### CHALLENGE
Below is a listing; reproduce each line of it exactly.

### MATERIAL
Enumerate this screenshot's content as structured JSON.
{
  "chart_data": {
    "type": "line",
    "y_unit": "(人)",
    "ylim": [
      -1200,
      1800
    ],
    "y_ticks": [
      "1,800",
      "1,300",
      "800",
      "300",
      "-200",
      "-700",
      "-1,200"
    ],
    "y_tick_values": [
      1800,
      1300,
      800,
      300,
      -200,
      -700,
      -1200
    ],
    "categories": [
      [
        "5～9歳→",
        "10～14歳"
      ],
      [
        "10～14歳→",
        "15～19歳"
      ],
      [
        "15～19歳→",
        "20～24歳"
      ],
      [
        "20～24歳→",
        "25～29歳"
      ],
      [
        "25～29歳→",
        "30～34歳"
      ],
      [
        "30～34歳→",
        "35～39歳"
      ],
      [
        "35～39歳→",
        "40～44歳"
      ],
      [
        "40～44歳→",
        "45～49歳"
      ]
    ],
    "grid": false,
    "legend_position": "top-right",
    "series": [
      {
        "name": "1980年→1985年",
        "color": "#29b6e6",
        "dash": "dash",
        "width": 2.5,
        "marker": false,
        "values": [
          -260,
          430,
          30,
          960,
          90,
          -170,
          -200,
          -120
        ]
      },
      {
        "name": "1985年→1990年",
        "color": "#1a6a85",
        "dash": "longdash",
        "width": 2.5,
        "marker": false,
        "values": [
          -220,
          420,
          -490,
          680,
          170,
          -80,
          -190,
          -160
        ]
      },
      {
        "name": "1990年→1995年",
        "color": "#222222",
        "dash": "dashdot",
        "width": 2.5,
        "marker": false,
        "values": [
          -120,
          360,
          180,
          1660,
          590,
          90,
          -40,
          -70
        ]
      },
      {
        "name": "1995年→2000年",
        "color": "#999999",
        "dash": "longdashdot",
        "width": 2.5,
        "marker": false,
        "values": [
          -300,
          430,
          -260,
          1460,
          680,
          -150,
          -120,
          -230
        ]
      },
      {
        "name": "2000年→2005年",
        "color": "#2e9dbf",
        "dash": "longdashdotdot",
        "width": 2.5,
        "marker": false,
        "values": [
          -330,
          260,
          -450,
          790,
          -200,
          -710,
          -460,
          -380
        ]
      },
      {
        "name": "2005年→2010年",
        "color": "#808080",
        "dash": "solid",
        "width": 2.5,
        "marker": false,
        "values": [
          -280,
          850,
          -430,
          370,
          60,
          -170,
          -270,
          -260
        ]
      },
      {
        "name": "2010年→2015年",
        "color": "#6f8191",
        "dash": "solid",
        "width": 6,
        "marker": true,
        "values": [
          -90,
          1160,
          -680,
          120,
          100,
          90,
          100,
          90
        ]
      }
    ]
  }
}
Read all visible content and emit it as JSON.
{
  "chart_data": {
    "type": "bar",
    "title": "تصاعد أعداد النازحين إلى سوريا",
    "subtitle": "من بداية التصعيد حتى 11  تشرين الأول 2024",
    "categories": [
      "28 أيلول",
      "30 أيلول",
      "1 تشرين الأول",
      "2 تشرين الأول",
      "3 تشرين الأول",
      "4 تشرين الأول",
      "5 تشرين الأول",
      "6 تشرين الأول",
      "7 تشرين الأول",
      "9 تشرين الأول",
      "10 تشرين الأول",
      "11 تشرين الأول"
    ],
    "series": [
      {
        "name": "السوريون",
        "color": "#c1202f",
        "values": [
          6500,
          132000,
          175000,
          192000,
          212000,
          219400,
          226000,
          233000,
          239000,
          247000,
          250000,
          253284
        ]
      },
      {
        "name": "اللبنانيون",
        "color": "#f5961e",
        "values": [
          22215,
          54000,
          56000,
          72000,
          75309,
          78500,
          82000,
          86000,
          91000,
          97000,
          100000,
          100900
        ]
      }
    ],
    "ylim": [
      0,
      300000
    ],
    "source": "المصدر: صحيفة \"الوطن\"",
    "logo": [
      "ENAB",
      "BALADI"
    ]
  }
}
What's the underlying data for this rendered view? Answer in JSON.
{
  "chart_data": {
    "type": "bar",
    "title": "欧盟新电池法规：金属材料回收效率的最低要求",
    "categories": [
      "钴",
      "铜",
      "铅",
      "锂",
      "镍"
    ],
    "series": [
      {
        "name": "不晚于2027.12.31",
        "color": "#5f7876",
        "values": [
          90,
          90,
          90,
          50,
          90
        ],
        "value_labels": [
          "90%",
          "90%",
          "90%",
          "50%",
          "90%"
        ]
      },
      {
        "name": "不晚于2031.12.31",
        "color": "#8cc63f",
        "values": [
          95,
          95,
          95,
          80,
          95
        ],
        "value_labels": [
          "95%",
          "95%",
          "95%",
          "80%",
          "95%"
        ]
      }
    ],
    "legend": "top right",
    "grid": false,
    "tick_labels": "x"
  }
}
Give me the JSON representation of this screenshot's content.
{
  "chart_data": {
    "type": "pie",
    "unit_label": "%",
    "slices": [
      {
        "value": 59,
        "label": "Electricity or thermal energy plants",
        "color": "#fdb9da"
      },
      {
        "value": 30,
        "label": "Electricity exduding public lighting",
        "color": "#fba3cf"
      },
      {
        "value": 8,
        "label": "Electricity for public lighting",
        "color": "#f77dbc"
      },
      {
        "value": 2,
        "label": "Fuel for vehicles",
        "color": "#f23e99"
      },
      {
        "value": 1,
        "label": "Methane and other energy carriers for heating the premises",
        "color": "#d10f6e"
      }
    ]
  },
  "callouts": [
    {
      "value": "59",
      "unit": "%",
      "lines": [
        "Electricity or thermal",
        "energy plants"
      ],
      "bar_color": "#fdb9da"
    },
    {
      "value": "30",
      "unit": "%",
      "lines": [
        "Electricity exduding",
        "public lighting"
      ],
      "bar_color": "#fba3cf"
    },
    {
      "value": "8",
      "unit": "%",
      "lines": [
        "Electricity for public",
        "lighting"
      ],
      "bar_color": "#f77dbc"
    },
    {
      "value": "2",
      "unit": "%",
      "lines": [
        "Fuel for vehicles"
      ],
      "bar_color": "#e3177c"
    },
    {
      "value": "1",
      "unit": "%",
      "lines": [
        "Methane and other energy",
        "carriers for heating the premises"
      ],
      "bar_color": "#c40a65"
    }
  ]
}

### FINAL RESULT
Enumerate this screenshot's content as structured JSON.
{
  "chart_data": {
    "type": "line",
    "y_unit": "(人)",
    "ylim": [
      -1200,
      1800
    ],
    "y_ticks": [
      "1,800",
      "1,300",
      "800",
      "300",
      "-200",
      "-700",
      "-1,200"
    ],
    "y_tick_values": [
      1800,
      1300,
      800,
      300,
      -200,
      -700,
      -1200
    ],
    "categories": [
      [
        "5～9歳→",
        "10～14歳"
      ],
      [
        "10～14歳→",
        "15～19歳"
      ],
      [
        "15～19歳→",
        "20～24歳"
      ],
      [
        "20～24歳→",
        "25～29歳"
      ],
      [
        "25～29歳→",
        "30～34歳"
      ],
      [
        "30～34歳→",
        "35～39歳"
      ],
      [
        "35～39歳→",
        "40～44歳"
      ],
      [
        "40～44歳→",
        "45～49歳"
      ]
    ],
    "grid": false,
    "legend_position": "top-right",
    "series": [
      {
        "name": "1980年→1985年",
        "color": "#29b6e6",
        "dash": "dash",
        "width": 2.5,
        "marker": false,
        "values": [
          -260,
          430,
          30,
          960,
          90,
          -170,
          -200,
          -120
        ]
      },
      {
        "name": "1985年→1990年",
        "color": "#1a6a85",
        "dash": "longdash",
        "width": 2.5,
        "marker": false,
        "values": [
          -220,
          420,
          -490,
          680,
          170,
          -80,
          -190,
          -160
        ]
      },
      {
        "name": "1990年→1995年",
        "color": "#222222",
        "dash": "dashdot",
        "width": 2.5,
        "marker": false,
        "values": [
          -120,
          360,
          180,
          1660,
          590,
          90,
          -40,
          -70
        ]
      },
      {
        "name": "1995年→2000年",
        "color": "#999999",
        "dash": "longdashdot",
        "width": 2.5,
        "marker": false,
        "values": [
          -300,
          430,
          -260,
          1460,
          680,
          -150,
          -120,
          -230
        ]
      },
      {
        "name": "2000年→2005年",
        "color": "#2e9dbf",
        "dash": "longdashdotdot",
        "width": 2.5,
        "marker": false,
        "values": [
          -330,
          260,
          -450,
          790,
          -200,
          -710,
          -460,
          -380
        ]
      },
      {
        "name": "2005年→2010年",
        "color": "#808080",
        "dash": "solid",
        "width": 2.5,
        "marker": false,
        "values": [
          -280,
          850,
          -430,
          370,
          60,
          -170,
          -270,
          -260
        ]
      },
      {
        "name": "2010年→2015年",
        "color": "#6f8191",
        "dash": "solid",
        "width": 6,
        "marker": true,
        "values": [
          -90,
          1160,
          -680,
          120,
          100,
          90,
          100,
          90
        ]
      }
    ]
  }
}
Read all visible content and emit it as JSON.
{
  "chart_data": {
    "type": "bar",
    "title": "تصاعد أعداد النازحين إلى سوريا",
    "subtitle": "من بداية التصعيد حتى 11  تشرين الأول 2024",
    "categories": [
      "28 أيلول",
      "30 أيلول",
      "1 تشرين الأول",
      "2 تشرين الأول",
      "3 تشرين الأول",
      "4 تشرين الأول",
      "5 تشرين الأول",
      "6 تشرين الأول",
      "7 تشرين الأول",
      "9 تشرين الأول",
      "10 تشرين الأول",
      "11 تشرين الأول"
    ],
    "series": [
      {
        "name": "السوريون",
        "color": "#c1202f",
        "values": [
          6500,
          132000,
          175000,
          192000,
          212000,
          219400,
          226000,
          233000,
          239000,
          247000,
          250000,
          253284
        ]
      },
      {
        "name": "اللبنانيون",
        "color": "#f5961e",
        "values": [
          22215,
          54000,
          56000,
          72000,
          75309,
          78500,
          82000,
          86000,
          91000,
          97000,
          100000,
          100900
        ]
      }
    ],
    "ylim": [
      0,
      300000
    ],
    "source": "المصدر: صحيفة \"الوطن\"",
    "logo": [
      "ENAB",
      "BALADI"
    ]
  }
}
What's the underlying data for this rendered view? Answer in JSON.
{
  "chart_data": {
    "type": "bar",
    "title": "欧盟新电池法规：金属材料回收效率的最低要求",
    "categories": [
      "钴",
      "铜",
      "铅",
      "锂",
      "镍"
    ],
    "series": [
      {
        "name": "不晚于2027.12.31",
        "color": "#5f7876",
        "values": [
          90,
          90,
          90,
          50,
          90
        ],
        "value_labels": [
          "90%",
          "90%",
          "90%",
          "50%",
          "90%"
        ]
      },
      {
        "name": "不晚于2031.12.31",
        "color": "#8cc63f",
        "values": [
          95,
          95,
          95,
          80,
          95
        ],
        "value_labels": [
          "95%",
          "95%",
          "95%",
          "80%",
          "95%"
        ]
      }
    ],
    "legend": "top right",
    "grid": false,
    "tick_labels": "x"
  }
}
Give me the JSON representation of this screenshot's content.
{
  "chart_data": {
    "type": "pie",
    "unit_label": "%",
    "slices": [
      {
        "value": 59,
        "label": "Electricity or thermal energy plants",
        "color": "#fdb9da"
      },
      {
        "value": 30,
        "label": "Electricity exduding public lighting",
        "color": "#fba3cf"
      },
      {
        "value": 8,
        "label": "Electricity for public lighting",
        "color": "#f77dbc"
      },
      {
        "value": 2,
        "label": "Fuel for vehicles",
        "color": "#f23e99"
      },
      {
        "value": 1,
        "label": "Methane and other energy carriers for heating the premises",
        "color": "#d10f6e"
      }
    ]
  },
  "callouts": [
    {
      "value": "59",
      "unit": "%",
      "lines": [
        "Electricity or thermal",
        "energy plants"
      ],
      "bar_color": "#fdb9da"
    },
    {
      "value": "30",
      "unit": "%",
      "lines": [
        "Electricity exduding",
        "public lighting"
      ],
      "bar_color": "#fba3cf"
    },
    {
      "value": "8",
      "unit": "%",
      "lines": [
        "Electricity for public",
        "lighting"
      ],
      "bar_color": "#f77dbc"
    },
    {
      "value": "2",
      "unit": "%",
      "lines": [
        "Fuel for vehicles"
      ],
      "bar_color": "#e3177c"
    },
    {
      "value": "1",
      "unit": "%",
      "lines": [
        "Methane and other energy",
        "carriers for heating the premises"
      ],
      "bar_color": "#c40a65"
    }
  ]
}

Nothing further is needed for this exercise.